---------- Given entries ----------
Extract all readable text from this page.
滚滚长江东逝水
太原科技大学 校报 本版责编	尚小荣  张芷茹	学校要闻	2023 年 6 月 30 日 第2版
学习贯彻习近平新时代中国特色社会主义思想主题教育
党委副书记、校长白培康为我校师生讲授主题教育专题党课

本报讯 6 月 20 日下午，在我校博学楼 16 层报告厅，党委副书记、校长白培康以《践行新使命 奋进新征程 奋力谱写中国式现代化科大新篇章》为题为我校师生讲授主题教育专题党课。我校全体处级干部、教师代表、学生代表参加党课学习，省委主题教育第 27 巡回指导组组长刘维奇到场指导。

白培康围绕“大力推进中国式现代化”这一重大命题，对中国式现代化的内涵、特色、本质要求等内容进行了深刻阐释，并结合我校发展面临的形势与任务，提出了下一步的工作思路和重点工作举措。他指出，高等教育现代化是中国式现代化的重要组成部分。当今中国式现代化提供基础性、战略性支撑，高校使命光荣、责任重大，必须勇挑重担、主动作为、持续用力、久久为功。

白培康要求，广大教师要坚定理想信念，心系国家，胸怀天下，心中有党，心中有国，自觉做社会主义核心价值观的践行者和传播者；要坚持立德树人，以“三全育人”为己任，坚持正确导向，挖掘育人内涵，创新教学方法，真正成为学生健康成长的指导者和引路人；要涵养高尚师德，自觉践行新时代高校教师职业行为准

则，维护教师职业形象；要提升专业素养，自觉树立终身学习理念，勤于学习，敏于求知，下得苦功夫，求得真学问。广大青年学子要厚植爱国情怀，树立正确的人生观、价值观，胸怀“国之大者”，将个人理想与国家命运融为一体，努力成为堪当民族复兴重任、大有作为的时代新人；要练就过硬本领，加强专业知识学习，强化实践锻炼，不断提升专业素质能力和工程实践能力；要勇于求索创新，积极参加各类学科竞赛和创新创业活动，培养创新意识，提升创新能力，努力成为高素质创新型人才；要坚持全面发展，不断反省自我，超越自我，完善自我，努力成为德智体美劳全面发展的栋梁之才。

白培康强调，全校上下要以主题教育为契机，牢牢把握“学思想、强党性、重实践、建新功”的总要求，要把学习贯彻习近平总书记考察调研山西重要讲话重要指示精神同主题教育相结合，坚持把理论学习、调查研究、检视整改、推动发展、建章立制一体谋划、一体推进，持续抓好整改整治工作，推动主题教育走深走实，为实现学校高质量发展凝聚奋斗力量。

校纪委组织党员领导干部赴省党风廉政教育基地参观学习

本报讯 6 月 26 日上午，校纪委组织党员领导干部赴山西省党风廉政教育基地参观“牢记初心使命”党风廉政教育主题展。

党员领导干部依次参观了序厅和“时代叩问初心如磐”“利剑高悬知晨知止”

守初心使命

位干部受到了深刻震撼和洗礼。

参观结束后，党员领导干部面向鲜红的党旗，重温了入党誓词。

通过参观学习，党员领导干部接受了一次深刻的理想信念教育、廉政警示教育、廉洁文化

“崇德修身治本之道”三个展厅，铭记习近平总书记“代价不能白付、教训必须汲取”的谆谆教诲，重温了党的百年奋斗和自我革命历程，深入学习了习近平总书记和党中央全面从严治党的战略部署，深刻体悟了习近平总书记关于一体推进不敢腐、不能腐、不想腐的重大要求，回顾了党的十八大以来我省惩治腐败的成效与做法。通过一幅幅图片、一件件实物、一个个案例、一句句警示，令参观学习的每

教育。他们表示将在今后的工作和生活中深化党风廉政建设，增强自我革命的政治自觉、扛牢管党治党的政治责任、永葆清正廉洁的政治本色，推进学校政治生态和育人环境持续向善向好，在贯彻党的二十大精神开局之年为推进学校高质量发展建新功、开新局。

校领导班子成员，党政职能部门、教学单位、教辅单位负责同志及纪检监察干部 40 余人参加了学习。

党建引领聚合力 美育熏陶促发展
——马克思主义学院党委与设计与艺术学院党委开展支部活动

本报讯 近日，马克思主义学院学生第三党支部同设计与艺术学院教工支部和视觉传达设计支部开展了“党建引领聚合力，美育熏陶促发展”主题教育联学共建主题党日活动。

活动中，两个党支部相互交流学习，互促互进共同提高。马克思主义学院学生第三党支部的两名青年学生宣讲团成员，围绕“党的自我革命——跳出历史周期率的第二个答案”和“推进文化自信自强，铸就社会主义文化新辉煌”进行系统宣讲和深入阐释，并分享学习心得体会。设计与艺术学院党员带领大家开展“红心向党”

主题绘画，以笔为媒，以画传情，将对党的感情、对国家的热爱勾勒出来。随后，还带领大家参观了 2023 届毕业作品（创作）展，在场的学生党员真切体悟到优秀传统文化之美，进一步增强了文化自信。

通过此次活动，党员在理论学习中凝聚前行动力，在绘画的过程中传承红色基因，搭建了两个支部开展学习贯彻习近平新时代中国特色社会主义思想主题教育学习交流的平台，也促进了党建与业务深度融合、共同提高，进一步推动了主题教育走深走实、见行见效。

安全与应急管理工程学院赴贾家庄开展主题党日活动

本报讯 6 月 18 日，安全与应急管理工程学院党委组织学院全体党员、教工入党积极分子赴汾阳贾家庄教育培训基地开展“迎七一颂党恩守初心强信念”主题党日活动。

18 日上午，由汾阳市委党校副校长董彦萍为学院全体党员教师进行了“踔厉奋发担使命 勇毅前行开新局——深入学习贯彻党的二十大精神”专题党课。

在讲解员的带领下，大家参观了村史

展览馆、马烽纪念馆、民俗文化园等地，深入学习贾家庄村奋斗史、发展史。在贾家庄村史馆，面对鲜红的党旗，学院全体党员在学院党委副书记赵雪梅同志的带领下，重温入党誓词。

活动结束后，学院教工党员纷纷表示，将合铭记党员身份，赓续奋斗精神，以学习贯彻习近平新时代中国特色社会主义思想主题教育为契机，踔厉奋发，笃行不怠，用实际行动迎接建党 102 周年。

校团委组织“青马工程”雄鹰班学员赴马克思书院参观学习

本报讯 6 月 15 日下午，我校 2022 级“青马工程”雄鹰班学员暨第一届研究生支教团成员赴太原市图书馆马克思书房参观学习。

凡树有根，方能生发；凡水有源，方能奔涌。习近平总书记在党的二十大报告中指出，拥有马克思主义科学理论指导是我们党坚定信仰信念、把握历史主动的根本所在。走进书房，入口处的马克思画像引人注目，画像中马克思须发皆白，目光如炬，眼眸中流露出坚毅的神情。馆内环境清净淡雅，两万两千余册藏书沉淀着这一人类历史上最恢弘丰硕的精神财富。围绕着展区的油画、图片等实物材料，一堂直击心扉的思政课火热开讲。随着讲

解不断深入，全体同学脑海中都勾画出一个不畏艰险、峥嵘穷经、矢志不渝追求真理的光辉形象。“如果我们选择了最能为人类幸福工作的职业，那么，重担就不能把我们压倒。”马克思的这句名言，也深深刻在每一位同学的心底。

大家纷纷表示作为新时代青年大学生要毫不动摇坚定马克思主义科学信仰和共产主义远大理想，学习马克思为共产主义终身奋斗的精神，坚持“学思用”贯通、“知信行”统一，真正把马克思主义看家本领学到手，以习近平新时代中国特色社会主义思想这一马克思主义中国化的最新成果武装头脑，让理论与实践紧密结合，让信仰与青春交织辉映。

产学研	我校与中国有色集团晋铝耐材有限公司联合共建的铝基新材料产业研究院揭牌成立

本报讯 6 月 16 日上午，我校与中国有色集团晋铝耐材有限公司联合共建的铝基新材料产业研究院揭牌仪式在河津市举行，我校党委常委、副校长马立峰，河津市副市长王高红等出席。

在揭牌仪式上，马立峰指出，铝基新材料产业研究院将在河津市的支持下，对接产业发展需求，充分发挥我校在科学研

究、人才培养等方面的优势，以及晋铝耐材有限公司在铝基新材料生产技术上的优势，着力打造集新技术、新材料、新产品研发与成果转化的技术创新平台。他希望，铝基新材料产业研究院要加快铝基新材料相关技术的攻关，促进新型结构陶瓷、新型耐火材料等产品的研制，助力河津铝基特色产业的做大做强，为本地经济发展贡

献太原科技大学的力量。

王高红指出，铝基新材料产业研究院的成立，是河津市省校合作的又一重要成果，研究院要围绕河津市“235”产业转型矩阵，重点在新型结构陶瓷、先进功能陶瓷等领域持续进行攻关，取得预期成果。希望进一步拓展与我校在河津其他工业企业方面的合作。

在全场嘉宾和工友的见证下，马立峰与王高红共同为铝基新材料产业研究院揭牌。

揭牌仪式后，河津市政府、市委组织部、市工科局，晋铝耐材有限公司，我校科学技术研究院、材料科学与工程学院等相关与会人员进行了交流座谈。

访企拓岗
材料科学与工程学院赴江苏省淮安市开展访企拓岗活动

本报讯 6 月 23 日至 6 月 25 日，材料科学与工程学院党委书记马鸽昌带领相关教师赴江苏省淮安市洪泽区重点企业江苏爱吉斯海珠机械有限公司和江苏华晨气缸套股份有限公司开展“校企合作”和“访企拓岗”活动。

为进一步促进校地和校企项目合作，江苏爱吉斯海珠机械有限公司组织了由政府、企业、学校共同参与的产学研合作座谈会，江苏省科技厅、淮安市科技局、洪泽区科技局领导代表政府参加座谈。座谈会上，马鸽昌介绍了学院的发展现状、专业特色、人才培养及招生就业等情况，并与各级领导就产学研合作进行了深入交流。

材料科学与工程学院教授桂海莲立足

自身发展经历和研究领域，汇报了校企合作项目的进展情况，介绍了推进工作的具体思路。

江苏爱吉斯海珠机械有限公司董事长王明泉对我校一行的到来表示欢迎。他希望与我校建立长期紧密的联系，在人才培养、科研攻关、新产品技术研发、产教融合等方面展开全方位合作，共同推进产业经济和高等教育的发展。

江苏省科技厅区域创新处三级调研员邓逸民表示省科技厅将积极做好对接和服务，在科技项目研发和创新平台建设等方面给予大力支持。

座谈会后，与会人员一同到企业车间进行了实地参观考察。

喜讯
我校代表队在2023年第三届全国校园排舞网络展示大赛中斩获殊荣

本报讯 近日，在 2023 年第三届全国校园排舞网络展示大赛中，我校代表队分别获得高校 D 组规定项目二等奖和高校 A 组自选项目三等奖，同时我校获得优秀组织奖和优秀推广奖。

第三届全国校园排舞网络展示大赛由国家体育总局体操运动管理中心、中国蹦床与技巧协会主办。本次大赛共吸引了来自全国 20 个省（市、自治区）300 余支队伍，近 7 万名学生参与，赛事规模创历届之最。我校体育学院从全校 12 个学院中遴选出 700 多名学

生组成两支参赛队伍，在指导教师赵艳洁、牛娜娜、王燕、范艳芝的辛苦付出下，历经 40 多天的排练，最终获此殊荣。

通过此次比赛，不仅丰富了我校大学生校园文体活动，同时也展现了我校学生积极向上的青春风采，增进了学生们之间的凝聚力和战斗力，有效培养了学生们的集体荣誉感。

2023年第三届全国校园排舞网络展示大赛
----------
**Aim of the exercise:** Extract every line that has the string "青马工程" in it.

**Answer to this task:**
校团委组织“青马工程”雄鹰班学员赴马克思书院参观学习
本报讯 6 月 15 日下午，我校 2022 级“青马工程”雄鹰班学员暨第一届研究生支教团成员赴太原市图书馆马克思书房参观学习。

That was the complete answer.